* START Data to process *

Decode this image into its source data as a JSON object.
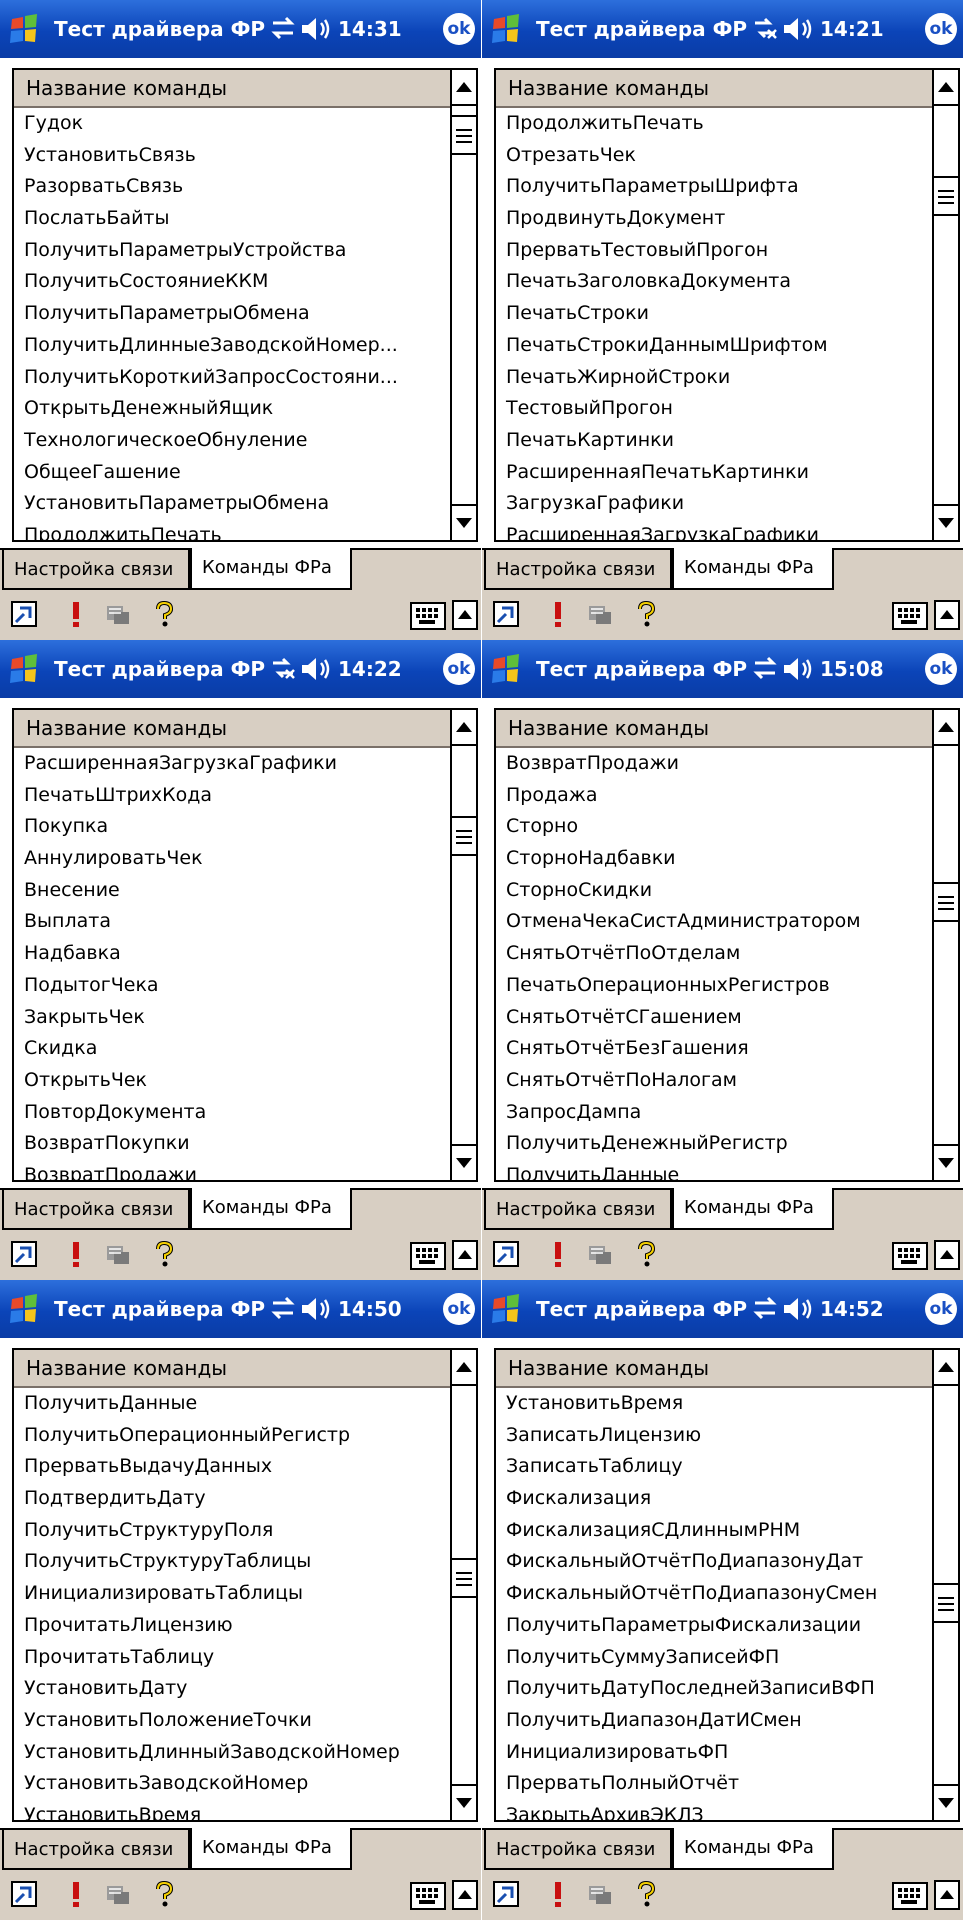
{
  "title": "Тест драйвера ФР",
  "column_header": "Название команды",
  "tabs": [
    "Настройка связи",
    "Команды ФРа"
  ],
  "ok_label": "ok",
  "screens": [
    {
      "time": "14:31",
      "conn_icon": "connection-arrows-icon",
      "thumb_pos": 0.03,
      "items": [
        "Гудок",
        "УстановитьСвязь",
        "РазорватьСвязь",
        "ПослатьБайты",
        "ПолучитьПараметрыУстройства",
        "ПолучитьСостояниеККМ",
        "ПолучитьПараметрыОбмена",
        "ПолучитьДлинныеЗаводскойНомер...",
        "ПолучитьКороткийЗапросСостояни...",
        "ОткрытьДенежныйЯщик",
        "ТехнологическоеОбнуление",
        "ОбщееГашение",
        "УстановитьПараметрыОбмена",
        "ПродолжитьПечать"
      ]
    },
    {
      "time": "14:21",
      "conn_icon": "connection-disconnected-icon",
      "thumb_pos": 0.2,
      "items": [
        "ПродолжитьПечать",
        "ОтрезатьЧек",
        "ПолучитьПараметрыШрифта",
        "ПродвинутьДокумент",
        "ПрерватьТестовыйПрогон",
        "ПечатьЗаголовкаДокумента",
        "ПечатьСтроки",
        "ПечатьСтрокиДаннымШрифтом",
        "ПечатьЖирнойСтроки",
        "ТестовыйПрогон",
        "ПечатьКартинки",
        "РасширеннаяПечатьКартинки",
        "ЗагрузкаГрафики",
        "РасширеннаяЗагрузкаГрафики"
      ]
    },
    {
      "time": "14:22",
      "conn_icon": "connection-disconnected-icon",
      "thumb_pos": 0.2,
      "items": [
        "РасширеннаяЗагрузкаГрафики",
        "ПечатьШтрихКода",
        "Покупка",
        "АннулироватьЧек",
        "Внесение",
        "Выплата",
        "Надбавка",
        "ПодытогЧека",
        "ЗакрытьЧек",
        "Скидка",
        "ОткрытьЧек",
        "ПовторДокумента",
        "ВозвратПокупки",
        "ВозвратПродажи"
      ]
    },
    {
      "time": "15:08",
      "conn_icon": "connection-arrows-icon",
      "thumb_pos": 0.38,
      "items": [
        "ВозвратПродажи",
        "Продажа",
        "Сторно",
        "СторноНадбавки",
        "СторноСкидки",
        "ОтменаЧекаСистАдминистратором",
        "СнятьОтчётПоОтделам",
        "ПечатьОперационныхРегистров",
        "СнятьОтчётСГашением",
        "СнятьОтчётБезГашения",
        "СнятьОтчётПоНалогам",
        "ЗапросДампа",
        "ПолучитьДенежныйРегистр",
        "ПолучитьДанные"
      ]
    },
    {
      "time": "14:50",
      "conn_icon": "connection-arrows-icon",
      "thumb_pos": 0.48,
      "items": [
        "ПолучитьДанные",
        "ПолучитьОперационныйРегистр",
        "ПрерватьВыдачуДанных",
        "ПодтвердитьДату",
        "ПолучитьСтруктуруПоля",
        "ПолучитьСтруктуруТаблицы",
        "ИнициализироватьТаблицы",
        "ПрочитатьЛицензию",
        "ПрочитатьТаблицу",
        "УстановитьДату",
        "УстановитьПоложениеТочки",
        "УстановитьДлинныйЗаводскойНомер",
        "УстановитьЗаводскойНомер",
        "УстановитьВремя"
      ]
    },
    {
      "time": "14:52",
      "conn_icon": "connection-arrows-icon",
      "thumb_pos": 0.55,
      "items": [
        "УстановитьВремя",
        "ЗаписатьЛицензию",
        "ЗаписатьТаблицу",
        "Фискализация",
        "ФискализацияСДлиннымРНМ",
        "ФискальныйОтчётПоДиапазонуДат",
        "ФискальныйОтчётПоДиапазонуСмен",
        "ПолучитьПараметрыФискализации",
        "ПолучитьСуммуЗаписейФП",
        "ПолучитьДатуПоследнейЗаписиВФП",
        "ПолучитьДиапазонДатИСмен",
        "ИнициализироватьФП",
        "ПрерватьПолныйОтчёт",
        "ЗакрытьАрхивЭКЛЗ"
      ]
    }
  ]
}
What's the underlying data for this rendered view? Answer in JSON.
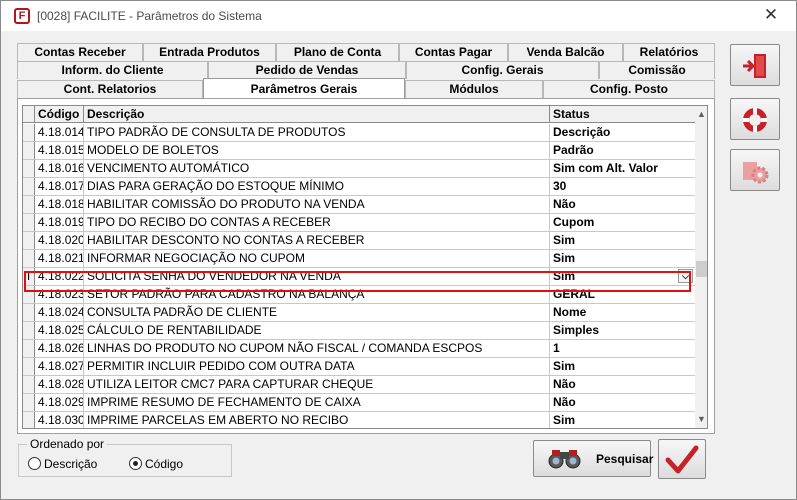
{
  "window": {
    "title": "[0028] FACILITE - Parâmetros do Sistema",
    "app_icon_letter": "F",
    "close_glyph": "✕"
  },
  "tabs": {
    "row1": [
      "Contas Receber",
      "Entrada Produtos",
      "Plano de Conta",
      "Contas Pagar",
      "Venda Balcão",
      "Relatórios"
    ],
    "row2": [
      "Inform. do Cliente",
      "Pedido de Vendas",
      "Config. Gerais",
      "Comissão"
    ],
    "row3": [
      "Cont. Relatorios",
      "Parâmetros Gerais",
      "Módulos",
      "Config. Posto"
    ],
    "active": "Parâmetros Gerais"
  },
  "grid": {
    "columns": [
      "Código",
      "Descrição",
      "Status"
    ],
    "rows": [
      {
        "code": "4.18.014",
        "desc": "TIPO PADRÃO DE CONSULTA DE PRODUTOS",
        "status": "Descrição"
      },
      {
        "code": "4.18.015",
        "desc": "MODELO DE BOLETOS",
        "status": "Padrão"
      },
      {
        "code": "4.18.016",
        "desc": "VENCIMENTO AUTOMÁTICO",
        "status": "Sim com Alt. Valor"
      },
      {
        "code": "4.18.017",
        "desc": "DIAS PARA GERAÇÃO DO ESTOQUE MÍNIMO",
        "status": "30"
      },
      {
        "code": "4.18.018",
        "desc": "HABILITAR COMISSÃO DO PRODUTO NA VENDA",
        "status": "Não"
      },
      {
        "code": "4.18.019",
        "desc": "TIPO DO RECIBO DO CONTAS A RECEBER",
        "status": "Cupom"
      },
      {
        "code": "4.18.020",
        "desc": "HABILITAR DESCONTO NO CONTAS A RECEBER",
        "status": "Sim"
      },
      {
        "code": "4.18.021",
        "desc": "INFORMAR NEGOCIAÇÃO NO CUPOM",
        "status": "Sim"
      },
      {
        "code": "4.18.022",
        "desc": "SOLICITA SENHA DO VENDEDOR NA VENDA",
        "status": "Sim"
      },
      {
        "code": "4.18.023",
        "desc": "SETOR PADRÃO PARA CADASTRO NA BALANÇA",
        "status": "GERAL"
      },
      {
        "code": "4.18.024",
        "desc": "CONSULTA PADRÃO DE CLIENTE",
        "status": "Nome"
      },
      {
        "code": "4.18.025",
        "desc": "CÁLCULO DE RENTABILIDADE",
        "status": "Simples"
      },
      {
        "code": "4.18.026",
        "desc": "LINHAS DO PRODUTO NO CUPOM NÃO FISCAL / COMANDA ESCPOS",
        "status": "1"
      },
      {
        "code": "4.18.027",
        "desc": "PERMITIR INCLUIR PEDIDO COM OUTRA DATA",
        "status": "Sim"
      },
      {
        "code": "4.18.028",
        "desc": "UTILIZA LEITOR CMC7 PARA CAPTURAR CHEQUE",
        "status": "Não"
      },
      {
        "code": "4.18.029",
        "desc": "IMPRIME RESUMO DE FECHAMENTO DE CAIXA",
        "status": "Não"
      },
      {
        "code": "4.18.030",
        "desc": "IMPRIME PARCELAS EM ABERTO NO RECIBO",
        "status": "Sim"
      }
    ],
    "selected_index": 8,
    "edit_cursor": "I",
    "dropdown_glyph": "⌵"
  },
  "order": {
    "legend": "Ordenado por",
    "options": [
      "Descrição",
      "Código"
    ],
    "selected": "Código"
  },
  "buttons": {
    "search_label": "Pesquisar"
  },
  "colors": {
    "highlight": "#e01010",
    "accent_red": "#c8202a"
  }
}
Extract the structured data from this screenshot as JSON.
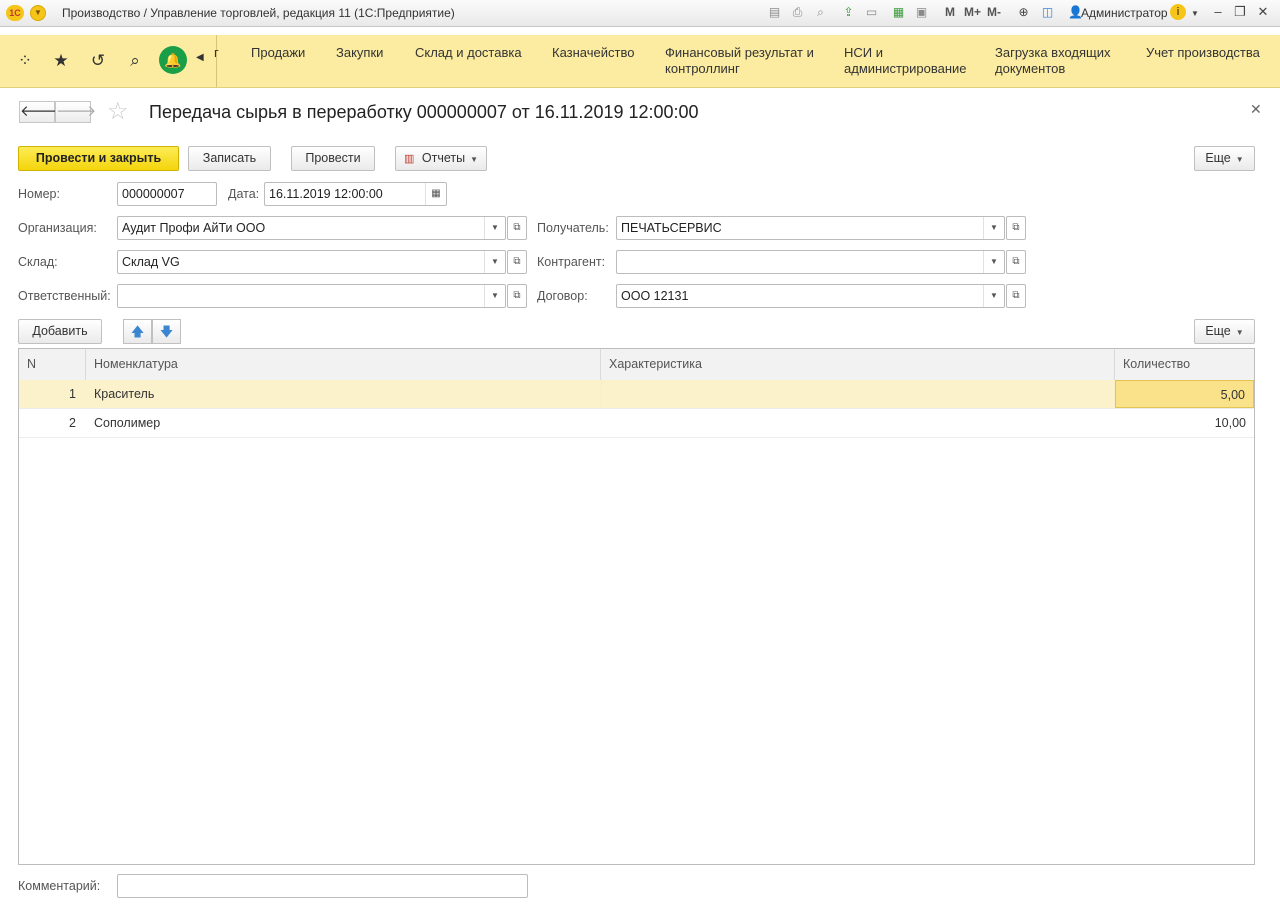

* END Data to process *

▶ Work to be completed: Restate each entry word for word, please, but drop any images it holds.

▶ Problem solution:
Decode this image into its source data as a JSON object.
{
  "title": "Тест драйвера ФР",
  "column_header": "Название команды",
  "tabs": [
    "Настройка связи",
    "Команды ФРа"
  ],
  "ok_label": "ok",
  "screens": [
    {
      "time": "14:31",
      "conn_icon": "connection-arrows-icon",
      "thumb_pos": 0.03,
      "items": [
        "Гудок",
        "УстановитьСвязь",
        "РазорватьСвязь",
        "ПослатьБайты",
        "ПолучитьПараметрыУстройства",
        "ПолучитьСостояниеККМ",
        "ПолучитьПараметрыОбмена",
        "ПолучитьДлинныеЗаводскойНомер...",
        "ПолучитьКороткийЗапросСостояни...",
        "ОткрытьДенежныйЯщик",
        "ТехнологическоеОбнуление",
        "ОбщееГашение",
        "УстановитьПараметрыОбмена",
        "ПродолжитьПечать"
      ]
    },
    {
      "time": "14:21",
      "conn_icon": "connection-disconnected-icon",
      "thumb_pos": 0.2,
      "items": [
        "ПродолжитьПечать",
        "ОтрезатьЧек",
        "ПолучитьПараметрыШрифта",
        "ПродвинутьДокумент",
        "ПрерватьТестовыйПрогон",
        "ПечатьЗаголовкаДокумента",
        "ПечатьСтроки",
        "ПечатьСтрокиДаннымШрифтом",
        "ПечатьЖирнойСтроки",
        "ТестовыйПрогон",
        "ПечатьКартинки",
        "РасширеннаяПечатьКартинки",
        "ЗагрузкаГрафики",
        "РасширеннаяЗагрузкаГрафики"
      ]
    },
    {
      "time": "14:22",
      "conn_icon": "connection-disconnected-icon",
      "thumb_pos": 0.2,
      "items": [
        "РасширеннаяЗагрузкаГрафики",
        "ПечатьШтрихКода",
        "Покупка",
        "АннулироватьЧек",
        "Внесение",
        "Выплата",
        "Надбавка",
        "ПодытогЧека",
        "ЗакрытьЧек",
        "Скидка",
        "ОткрытьЧек",
        "ПовторДокумента",
        "ВозвратПокупки",
        "ВозвратПродажи"
      ]
    },
    {
      "time": "15:08",
      "conn_icon": "connection-arrows-icon",
      "thumb_pos": 0.38,
      "items": [
        "ВозвратПродажи",
        "Продажа",
        "Сторно",
        "СторноНадбавки",
        "СторноСкидки",
        "ОтменаЧекаСистАдминистратором",
        "СнятьОтчётПоОтделам",
        "ПечатьОперационныхРегистров",
        "СнятьОтчётСГашением",
        "СнятьОтчётБезГашения",
        "СнятьОтчётПоНалогам",
        "ЗапросДампа",
        "ПолучитьДенежныйРегистр",
        "ПолучитьДанные"
      ]
    },
    {
      "time": "14:50",
      "conn_icon": "connection-arrows-icon",
      "thumb_pos": 0.48,
      "items": [
        "ПолучитьДанные",
        "ПолучитьОперационныйРегистр",
        "ПрерватьВыдачуДанных",
        "ПодтвердитьДату",
        "ПолучитьСтруктуруПоля",
        "ПолучитьСтруктуруТаблицы",
        "ИнициализироватьТаблицы",
        "ПрочитатьЛицензию",
        "ПрочитатьТаблицу",
        "УстановитьДату",
        "УстановитьПоложениеТочки",
        "УстановитьДлинныйЗаводскойНомер",
        "УстановитьЗаводскойНомер",
        "УстановитьВремя"
      ]
    },
    {
      "time": "14:52",
      "conn_icon": "connection-arrows-icon",
      "thumb_pos": 0.55,
      "items": [
        "УстановитьВремя",
        "ЗаписатьЛицензию",
        "ЗаписатьТаблицу",
        "Фискализация",
        "ФискализацияСДлиннымРНМ",
        "ФискальныйОтчётПоДиапазонуДат",
        "ФискальныйОтчётПоДиапазонуСмен",
        "ПолучитьПараметрыФискализации",
        "ПолучитьСуммуЗаписейФП",
        "ПолучитьДатуПоследнейЗаписиВФП",
        "ПолучитьДиапазонДатИСмен",
        "ИнициализироватьФП",
        "ПрерватьПолныйОтчёт",
        "ЗакрытьАрхивЭКЛЗ"
      ]
    }
  ]
}
What's the underlying data for this rendered view? Answer in JSON.
{
  "window": {
    "title": "[0028] FACILITE - Parâmetros do Sistema",
    "app_icon_letter": "F",
    "close_glyph": "✕"
  },
  "tabs": {
    "row1": [
      "Contas Receber",
      "Entrada Produtos",
      "Plano de Conta",
      "Contas Pagar",
      "Venda Balcão",
      "Relatórios"
    ],
    "row2": [
      "Inform. do Cliente",
      "Pedido de Vendas",
      "Config. Gerais",
      "Comissão"
    ],
    "row3": [
      "Cont. Relatorios",
      "Parâmetros Gerais",
      "Módulos",
      "Config. Posto"
    ],
    "active": "Parâmetros Gerais"
  },
  "grid": {
    "columns": [
      "Código",
      "Descrição",
      "Status"
    ],
    "rows": [
      {
        "code": "4.18.014",
        "desc": "TIPO PADRÃO DE CONSULTA DE PRODUTOS",
        "status": "Descrição"
      },
      {
        "code": "4.18.015",
        "desc": "MODELO DE BOLETOS",
        "status": "Padrão"
      },
      {
        "code": "4.18.016",
        "desc": "VENCIMENTO AUTOMÁTICO",
        "status": "Sim com Alt. Valor"
      },
      {
        "code": "4.18.017",
        "desc": "DIAS PARA GERAÇÃO DO ESTOQUE MÍNIMO",
        "status": "30"
      },
      {
        "code": "4.18.018",
        "desc": "HABILITAR COMISSÃO DO PRODUTO NA VENDA",
        "status": "Não"
      },
      {
        "code": "4.18.019",
        "desc": "TIPO DO RECIBO DO CONTAS A RECEBER",
        "status": "Cupom"
      },
      {
        "code": "4.18.020",
        "desc": "HABILITAR DESCONTO NO CONTAS A RECEBER",
        "status": "Sim"
      },
      {
        "code": "4.18.021",
        "desc": "INFORMAR NEGOCIAÇÃO NO CUPOM",
        "status": "Sim"
      },
      {
        "code": "4.18.022",
        "desc": "SOLICITA SENHA DO VENDEDOR NA VENDA",
        "status": "Sim"
      },
      {
        "code": "4.18.023",
        "desc": "SETOR PADRÃO PARA CADASTRO NA BALANÇA",
        "status": "GERAL"
      },
      {
        "code": "4.18.024",
        "desc": "CONSULTA PADRÃO DE CLIENTE",
        "status": "Nome"
      },
      {
        "code": "4.18.025",
        "desc": "CÁLCULO DE RENTABILIDADE",
        "status": "Simples"
      },
      {
        "code": "4.18.026",
        "desc": "LINHAS DO PRODUTO NO CUPOM NÃO FISCAL / COMANDA ESCPOS",
        "status": "1"
      },
      {
        "code": "4.18.027",
        "desc": "PERMITIR INCLUIR PEDIDO COM OUTRA DATA",
        "status": "Sim"
      },
      {
        "code": "4.18.028",
        "desc": "UTILIZA LEITOR CMC7 PARA CAPTURAR CHEQUE",
        "status": "Não"
      },
      {
        "code": "4.18.029",
        "desc": "IMPRIME RESUMO DE FECHAMENTO DE CAIXA",
        "status": "Não"
      },
      {
        "code": "4.18.030",
        "desc": "IMPRIME PARCELAS EM ABERTO NO RECIBO",
        "status": "Sim"
      }
    ],
    "selected_index": 8,
    "edit_cursor": "I",
    "dropdown_glyph": "⌵"
  },
  "order": {
    "legend": "Ordenado por",
    "options": [
      "Descrição",
      "Código"
    ],
    "selected": "Código"
  },
  "buttons": {
    "search_label": "Pesquisar"
  },
  "colors": {
    "highlight": "#e01010",
    "accent_red": "#c8202a"
  }
}
Extract the structured data from this screenshot as JSON.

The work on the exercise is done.